- PROBLEM TO SOLVE -
Print every line of the listing exactly, please.

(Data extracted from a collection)
--------------------------------
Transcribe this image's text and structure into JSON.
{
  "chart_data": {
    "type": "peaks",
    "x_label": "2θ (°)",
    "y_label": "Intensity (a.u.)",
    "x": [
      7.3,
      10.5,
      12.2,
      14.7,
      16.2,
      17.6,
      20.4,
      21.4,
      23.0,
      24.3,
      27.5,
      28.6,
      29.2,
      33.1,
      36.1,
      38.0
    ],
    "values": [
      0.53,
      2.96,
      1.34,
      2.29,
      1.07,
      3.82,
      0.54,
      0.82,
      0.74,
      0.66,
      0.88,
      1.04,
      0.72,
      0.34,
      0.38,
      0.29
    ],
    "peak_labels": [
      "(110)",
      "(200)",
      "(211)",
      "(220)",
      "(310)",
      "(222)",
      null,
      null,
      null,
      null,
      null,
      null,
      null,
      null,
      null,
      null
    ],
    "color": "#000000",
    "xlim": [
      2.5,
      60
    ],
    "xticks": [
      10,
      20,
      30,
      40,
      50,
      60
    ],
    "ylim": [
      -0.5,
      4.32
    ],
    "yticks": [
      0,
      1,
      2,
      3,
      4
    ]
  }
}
--------------------------------
- WRITTEN SOLUTION -
Transcribe this image's text and structure into JSON.
{
  "chart_data": {
    "type": "peaks",
    "x_label": "2θ (°)",
    "y_label": "Intensity (a.u.)",
    "x": [
      7.3,
      10.5,
      12.2,
      14.7,
      16.2,
      17.6,
      20.4,
      21.4,
      23.0,
      24.3,
      27.5,
      28.6,
      29.2,
      33.1,
      36.1,
      38.0
    ],
    "values": [
      0.53,
      2.96,
      1.34,
      2.29,
      1.07,
      3.82,
      0.54,
      0.82,
      0.74,
      0.66,
      0.88,
      1.04,
      0.72,
      0.34,
      0.38,
      0.29
    ],
    "peak_labels": [
      "(110)",
      "(200)",
      "(211)",
      "(220)",
      "(310)",
      "(222)",
      null,
      null,
      null,
      null,
      null,
      null,
      null,
      null,
      null,
      null
    ],
    "color": "#000000",
    "xlim": [
      2.5,
      60
    ],
    "xticks": [
      10,
      20,
      30,
      40,
      50,
      60
    ],
    "ylim": [
      -0.5,
      4.32
    ],
    "yticks": [
      0,
      1,
      2,
      3,
      4
    ]
  }
}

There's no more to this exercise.